* Objective *
From the listing below, extract every line in which the word "المصاريف" appears.

- - -

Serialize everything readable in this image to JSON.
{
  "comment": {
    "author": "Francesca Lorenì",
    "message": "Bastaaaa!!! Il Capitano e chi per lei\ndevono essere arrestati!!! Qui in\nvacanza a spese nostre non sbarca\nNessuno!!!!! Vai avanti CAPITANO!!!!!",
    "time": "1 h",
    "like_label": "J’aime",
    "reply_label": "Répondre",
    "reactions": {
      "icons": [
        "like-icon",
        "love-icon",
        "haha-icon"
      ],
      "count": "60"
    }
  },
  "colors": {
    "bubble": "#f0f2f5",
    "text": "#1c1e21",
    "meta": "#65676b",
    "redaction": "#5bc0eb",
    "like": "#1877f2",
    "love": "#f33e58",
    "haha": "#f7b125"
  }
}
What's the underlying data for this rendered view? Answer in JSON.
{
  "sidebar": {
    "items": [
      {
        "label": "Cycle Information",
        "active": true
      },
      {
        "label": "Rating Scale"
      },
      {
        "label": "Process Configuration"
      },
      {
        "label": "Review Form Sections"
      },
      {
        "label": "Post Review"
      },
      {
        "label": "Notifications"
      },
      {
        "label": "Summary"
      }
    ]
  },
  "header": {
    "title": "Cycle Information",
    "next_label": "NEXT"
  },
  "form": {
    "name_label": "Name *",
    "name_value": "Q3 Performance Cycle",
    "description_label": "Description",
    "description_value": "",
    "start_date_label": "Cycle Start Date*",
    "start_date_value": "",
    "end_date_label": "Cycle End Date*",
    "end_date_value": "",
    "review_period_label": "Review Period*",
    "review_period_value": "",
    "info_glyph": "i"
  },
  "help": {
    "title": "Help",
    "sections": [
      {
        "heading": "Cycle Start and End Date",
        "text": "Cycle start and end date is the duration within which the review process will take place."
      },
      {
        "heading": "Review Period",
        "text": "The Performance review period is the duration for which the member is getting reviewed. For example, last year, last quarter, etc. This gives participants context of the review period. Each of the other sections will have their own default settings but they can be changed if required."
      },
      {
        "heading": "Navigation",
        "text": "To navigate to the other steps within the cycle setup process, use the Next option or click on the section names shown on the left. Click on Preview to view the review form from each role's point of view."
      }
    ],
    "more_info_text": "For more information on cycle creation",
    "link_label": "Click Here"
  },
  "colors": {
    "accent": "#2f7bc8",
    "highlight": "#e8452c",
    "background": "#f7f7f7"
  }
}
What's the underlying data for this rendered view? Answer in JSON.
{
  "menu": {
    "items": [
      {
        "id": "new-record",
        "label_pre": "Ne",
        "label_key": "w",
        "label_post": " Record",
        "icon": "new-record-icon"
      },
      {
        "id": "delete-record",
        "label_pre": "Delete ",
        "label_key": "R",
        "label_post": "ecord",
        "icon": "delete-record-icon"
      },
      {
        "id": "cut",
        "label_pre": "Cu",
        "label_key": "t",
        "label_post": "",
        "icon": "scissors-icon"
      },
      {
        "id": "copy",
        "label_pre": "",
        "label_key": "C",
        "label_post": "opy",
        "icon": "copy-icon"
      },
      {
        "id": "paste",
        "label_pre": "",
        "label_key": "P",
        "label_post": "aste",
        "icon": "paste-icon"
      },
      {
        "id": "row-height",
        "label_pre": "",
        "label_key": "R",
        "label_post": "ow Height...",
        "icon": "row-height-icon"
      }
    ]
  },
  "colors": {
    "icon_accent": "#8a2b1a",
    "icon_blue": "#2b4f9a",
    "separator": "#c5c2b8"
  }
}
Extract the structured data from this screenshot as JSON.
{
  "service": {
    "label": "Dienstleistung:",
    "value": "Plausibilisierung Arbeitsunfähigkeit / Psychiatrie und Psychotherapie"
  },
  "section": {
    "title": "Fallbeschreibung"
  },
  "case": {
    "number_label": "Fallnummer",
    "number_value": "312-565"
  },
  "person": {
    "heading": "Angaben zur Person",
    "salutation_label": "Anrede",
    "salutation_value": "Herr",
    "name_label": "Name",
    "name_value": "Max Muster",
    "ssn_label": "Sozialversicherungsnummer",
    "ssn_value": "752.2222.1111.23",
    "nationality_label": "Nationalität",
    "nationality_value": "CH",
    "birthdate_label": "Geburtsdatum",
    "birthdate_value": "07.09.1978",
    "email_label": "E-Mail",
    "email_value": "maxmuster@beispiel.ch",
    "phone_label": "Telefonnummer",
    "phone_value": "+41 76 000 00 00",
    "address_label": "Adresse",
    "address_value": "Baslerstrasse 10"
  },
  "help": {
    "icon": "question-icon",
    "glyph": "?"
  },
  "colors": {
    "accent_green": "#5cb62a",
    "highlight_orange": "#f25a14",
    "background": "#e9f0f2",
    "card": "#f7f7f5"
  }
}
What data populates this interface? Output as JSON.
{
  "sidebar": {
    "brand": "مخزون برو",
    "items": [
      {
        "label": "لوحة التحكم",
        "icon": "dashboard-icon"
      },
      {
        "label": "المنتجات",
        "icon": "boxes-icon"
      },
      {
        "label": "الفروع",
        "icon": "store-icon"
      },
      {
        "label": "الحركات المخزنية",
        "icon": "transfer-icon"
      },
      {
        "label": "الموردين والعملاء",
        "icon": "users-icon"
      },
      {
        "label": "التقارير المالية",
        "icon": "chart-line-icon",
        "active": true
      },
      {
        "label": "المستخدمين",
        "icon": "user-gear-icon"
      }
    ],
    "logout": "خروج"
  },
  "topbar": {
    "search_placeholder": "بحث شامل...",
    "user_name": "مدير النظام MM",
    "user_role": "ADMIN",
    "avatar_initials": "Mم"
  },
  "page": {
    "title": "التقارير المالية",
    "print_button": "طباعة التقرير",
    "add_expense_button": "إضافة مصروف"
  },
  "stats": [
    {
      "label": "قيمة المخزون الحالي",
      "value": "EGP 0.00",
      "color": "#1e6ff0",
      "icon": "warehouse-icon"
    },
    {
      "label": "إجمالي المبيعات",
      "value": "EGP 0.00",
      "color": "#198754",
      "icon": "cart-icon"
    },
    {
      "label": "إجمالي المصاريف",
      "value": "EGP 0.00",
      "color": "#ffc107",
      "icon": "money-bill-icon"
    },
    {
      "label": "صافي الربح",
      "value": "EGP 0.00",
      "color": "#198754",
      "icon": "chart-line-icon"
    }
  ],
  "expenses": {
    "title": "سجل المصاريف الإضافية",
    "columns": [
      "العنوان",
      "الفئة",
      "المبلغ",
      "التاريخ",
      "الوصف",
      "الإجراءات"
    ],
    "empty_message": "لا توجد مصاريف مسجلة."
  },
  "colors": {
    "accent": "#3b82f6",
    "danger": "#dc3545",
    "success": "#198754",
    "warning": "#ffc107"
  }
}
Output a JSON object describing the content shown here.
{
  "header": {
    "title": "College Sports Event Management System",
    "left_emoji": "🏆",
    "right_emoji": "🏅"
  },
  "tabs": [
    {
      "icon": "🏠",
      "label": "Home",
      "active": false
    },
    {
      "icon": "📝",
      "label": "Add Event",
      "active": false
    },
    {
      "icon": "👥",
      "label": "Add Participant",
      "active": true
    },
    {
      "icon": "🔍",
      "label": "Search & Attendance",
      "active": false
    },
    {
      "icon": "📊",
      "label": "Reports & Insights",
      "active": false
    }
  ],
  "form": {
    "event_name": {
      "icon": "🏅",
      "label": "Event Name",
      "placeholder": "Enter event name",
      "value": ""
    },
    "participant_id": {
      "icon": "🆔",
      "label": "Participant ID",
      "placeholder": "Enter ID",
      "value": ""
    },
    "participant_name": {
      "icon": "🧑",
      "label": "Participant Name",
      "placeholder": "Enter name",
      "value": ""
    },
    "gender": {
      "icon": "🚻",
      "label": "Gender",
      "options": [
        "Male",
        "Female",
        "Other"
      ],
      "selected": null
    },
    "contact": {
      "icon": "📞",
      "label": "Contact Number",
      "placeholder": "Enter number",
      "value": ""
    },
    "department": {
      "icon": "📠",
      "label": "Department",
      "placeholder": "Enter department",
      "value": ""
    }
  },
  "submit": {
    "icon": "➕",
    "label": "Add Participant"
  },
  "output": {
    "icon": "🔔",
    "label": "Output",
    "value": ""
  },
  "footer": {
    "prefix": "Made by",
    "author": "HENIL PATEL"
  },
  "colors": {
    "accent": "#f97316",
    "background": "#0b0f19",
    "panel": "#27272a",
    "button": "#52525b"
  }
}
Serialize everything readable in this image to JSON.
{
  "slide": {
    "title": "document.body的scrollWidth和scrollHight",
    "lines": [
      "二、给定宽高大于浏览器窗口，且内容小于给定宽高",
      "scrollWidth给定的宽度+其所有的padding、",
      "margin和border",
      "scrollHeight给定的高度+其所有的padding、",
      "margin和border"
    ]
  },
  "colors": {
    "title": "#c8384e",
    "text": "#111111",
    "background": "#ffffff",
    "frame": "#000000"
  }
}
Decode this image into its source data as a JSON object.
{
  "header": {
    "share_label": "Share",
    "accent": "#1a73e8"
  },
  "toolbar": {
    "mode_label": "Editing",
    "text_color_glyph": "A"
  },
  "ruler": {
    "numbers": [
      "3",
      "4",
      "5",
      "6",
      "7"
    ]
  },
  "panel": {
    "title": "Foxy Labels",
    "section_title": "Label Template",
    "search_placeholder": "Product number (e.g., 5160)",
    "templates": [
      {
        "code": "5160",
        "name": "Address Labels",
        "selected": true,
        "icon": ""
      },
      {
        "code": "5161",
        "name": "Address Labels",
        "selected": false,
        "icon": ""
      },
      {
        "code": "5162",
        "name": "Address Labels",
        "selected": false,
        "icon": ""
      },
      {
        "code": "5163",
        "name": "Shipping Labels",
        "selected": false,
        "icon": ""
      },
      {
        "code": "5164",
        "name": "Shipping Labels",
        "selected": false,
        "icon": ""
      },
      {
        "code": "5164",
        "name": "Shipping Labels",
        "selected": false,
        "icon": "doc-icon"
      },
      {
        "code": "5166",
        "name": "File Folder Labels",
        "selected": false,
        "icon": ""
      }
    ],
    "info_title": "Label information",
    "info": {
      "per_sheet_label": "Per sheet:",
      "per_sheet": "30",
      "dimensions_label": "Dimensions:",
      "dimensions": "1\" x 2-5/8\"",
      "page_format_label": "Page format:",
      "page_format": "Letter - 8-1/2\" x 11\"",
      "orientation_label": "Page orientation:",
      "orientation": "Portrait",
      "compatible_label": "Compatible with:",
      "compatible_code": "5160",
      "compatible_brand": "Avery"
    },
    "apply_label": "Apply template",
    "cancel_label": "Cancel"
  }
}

- - -

* Answer below *
      "label": "إجمالي المصاريف",
    "title": "سجل المصاريف الإضافية",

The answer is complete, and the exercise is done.